--- start of GIVEN RECORDS ---

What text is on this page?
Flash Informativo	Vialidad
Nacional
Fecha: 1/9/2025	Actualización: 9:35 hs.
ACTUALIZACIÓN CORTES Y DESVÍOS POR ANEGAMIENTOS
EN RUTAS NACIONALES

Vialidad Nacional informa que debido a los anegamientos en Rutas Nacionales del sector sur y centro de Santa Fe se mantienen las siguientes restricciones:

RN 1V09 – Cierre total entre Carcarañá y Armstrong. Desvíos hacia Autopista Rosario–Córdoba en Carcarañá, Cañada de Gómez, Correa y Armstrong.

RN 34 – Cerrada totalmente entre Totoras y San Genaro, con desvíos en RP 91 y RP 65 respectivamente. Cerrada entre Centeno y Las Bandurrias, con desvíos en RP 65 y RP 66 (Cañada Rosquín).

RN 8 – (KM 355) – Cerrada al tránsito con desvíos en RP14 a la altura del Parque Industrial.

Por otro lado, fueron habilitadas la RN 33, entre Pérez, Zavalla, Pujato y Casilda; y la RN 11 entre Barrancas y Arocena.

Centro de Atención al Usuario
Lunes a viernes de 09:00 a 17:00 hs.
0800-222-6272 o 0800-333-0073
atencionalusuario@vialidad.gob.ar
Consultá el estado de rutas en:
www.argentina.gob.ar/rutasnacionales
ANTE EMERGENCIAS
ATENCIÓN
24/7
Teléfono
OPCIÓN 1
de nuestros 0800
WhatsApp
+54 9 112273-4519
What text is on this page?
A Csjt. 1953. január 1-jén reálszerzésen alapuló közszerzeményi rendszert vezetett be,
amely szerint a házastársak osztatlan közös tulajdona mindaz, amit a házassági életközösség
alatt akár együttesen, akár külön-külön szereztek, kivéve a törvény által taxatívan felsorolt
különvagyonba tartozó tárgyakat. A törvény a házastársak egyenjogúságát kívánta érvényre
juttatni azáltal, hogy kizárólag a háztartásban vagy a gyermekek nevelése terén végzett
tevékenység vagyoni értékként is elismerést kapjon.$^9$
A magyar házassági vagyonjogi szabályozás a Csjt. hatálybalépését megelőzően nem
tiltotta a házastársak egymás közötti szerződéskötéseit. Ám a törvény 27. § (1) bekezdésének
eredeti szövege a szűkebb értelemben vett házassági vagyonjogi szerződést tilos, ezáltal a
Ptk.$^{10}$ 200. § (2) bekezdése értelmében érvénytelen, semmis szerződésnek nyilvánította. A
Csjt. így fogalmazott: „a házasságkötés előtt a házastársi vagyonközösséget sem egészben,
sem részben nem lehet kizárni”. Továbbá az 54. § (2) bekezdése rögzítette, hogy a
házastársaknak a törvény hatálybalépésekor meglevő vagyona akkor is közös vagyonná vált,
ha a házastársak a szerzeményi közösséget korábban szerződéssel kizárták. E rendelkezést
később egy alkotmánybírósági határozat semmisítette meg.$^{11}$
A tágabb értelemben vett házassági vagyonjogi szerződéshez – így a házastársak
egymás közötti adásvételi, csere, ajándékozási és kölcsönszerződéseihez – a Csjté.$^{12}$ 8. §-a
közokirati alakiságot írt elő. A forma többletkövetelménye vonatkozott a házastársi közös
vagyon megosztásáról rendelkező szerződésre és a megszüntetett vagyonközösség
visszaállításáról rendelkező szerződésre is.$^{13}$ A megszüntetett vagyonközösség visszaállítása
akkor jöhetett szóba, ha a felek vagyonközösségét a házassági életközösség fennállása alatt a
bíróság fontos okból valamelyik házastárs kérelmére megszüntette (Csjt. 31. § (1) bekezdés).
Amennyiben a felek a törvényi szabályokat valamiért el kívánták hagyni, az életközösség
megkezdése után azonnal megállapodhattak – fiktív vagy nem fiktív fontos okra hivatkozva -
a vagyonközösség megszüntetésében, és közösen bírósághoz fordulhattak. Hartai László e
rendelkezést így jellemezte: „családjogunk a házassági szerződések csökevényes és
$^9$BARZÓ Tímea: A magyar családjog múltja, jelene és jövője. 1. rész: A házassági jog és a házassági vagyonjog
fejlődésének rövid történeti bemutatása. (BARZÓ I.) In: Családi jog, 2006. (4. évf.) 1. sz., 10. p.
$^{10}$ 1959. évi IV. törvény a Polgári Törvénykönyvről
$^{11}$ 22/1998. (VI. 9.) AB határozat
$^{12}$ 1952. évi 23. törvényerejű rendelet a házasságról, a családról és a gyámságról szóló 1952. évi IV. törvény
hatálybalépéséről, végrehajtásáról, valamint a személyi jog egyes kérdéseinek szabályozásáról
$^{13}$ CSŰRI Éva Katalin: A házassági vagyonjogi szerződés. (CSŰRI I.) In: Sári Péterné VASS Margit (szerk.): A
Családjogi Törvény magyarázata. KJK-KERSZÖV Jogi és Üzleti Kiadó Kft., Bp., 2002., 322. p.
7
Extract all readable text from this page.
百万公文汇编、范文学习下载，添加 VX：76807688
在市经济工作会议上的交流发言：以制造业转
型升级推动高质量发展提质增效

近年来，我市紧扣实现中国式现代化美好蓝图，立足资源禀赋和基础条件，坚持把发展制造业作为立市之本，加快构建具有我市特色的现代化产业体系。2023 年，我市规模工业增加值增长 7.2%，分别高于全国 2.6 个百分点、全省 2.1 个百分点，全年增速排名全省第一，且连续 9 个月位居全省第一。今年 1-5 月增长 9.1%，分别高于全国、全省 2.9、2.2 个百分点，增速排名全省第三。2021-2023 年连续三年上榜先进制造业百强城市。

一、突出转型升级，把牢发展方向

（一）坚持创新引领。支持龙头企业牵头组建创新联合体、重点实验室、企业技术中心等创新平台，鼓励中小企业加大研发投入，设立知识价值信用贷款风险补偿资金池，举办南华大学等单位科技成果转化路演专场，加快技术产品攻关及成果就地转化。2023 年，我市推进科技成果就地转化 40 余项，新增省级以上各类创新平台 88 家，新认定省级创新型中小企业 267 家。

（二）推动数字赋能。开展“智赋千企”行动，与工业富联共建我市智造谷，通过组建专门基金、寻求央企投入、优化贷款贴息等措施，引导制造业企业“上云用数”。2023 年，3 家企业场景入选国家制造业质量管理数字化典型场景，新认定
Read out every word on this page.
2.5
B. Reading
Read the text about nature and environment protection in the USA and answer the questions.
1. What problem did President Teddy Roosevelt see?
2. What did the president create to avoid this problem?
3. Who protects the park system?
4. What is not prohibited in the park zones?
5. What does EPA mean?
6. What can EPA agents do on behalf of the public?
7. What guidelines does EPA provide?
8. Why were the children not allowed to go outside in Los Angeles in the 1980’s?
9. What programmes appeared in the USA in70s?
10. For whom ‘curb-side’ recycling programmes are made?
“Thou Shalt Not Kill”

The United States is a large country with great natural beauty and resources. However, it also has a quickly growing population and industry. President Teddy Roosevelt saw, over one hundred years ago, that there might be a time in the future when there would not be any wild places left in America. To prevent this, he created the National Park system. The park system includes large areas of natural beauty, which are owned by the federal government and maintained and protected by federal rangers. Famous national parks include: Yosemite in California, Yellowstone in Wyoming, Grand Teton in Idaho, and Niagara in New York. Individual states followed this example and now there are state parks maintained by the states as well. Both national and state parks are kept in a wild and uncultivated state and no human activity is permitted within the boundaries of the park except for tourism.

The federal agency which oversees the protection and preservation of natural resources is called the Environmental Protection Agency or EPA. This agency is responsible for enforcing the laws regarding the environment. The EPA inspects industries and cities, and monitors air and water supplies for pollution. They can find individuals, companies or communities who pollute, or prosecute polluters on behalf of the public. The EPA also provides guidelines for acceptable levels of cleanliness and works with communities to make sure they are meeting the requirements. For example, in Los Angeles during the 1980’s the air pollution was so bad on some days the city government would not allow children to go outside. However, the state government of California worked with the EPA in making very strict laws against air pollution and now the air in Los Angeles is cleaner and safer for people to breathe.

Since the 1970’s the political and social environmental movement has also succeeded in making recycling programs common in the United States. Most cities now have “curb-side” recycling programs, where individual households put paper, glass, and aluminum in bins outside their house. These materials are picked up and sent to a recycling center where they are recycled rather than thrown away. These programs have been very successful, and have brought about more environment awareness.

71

--- end of GIVEN RECORDS ---

STATED EXERCISE:
In the listing above, find the lines holding the word "bekezdése" and copy them.

WORKED SOLUTION:
Ptk.$^{10}$ 200. § (2) bekezdése értelmében érvénytelen, semmis szerződésnek nyilvánította. A
sem részben nem lehet kizárni”. Továbbá az 54. § (2) bekezdése rögzítette, hogy a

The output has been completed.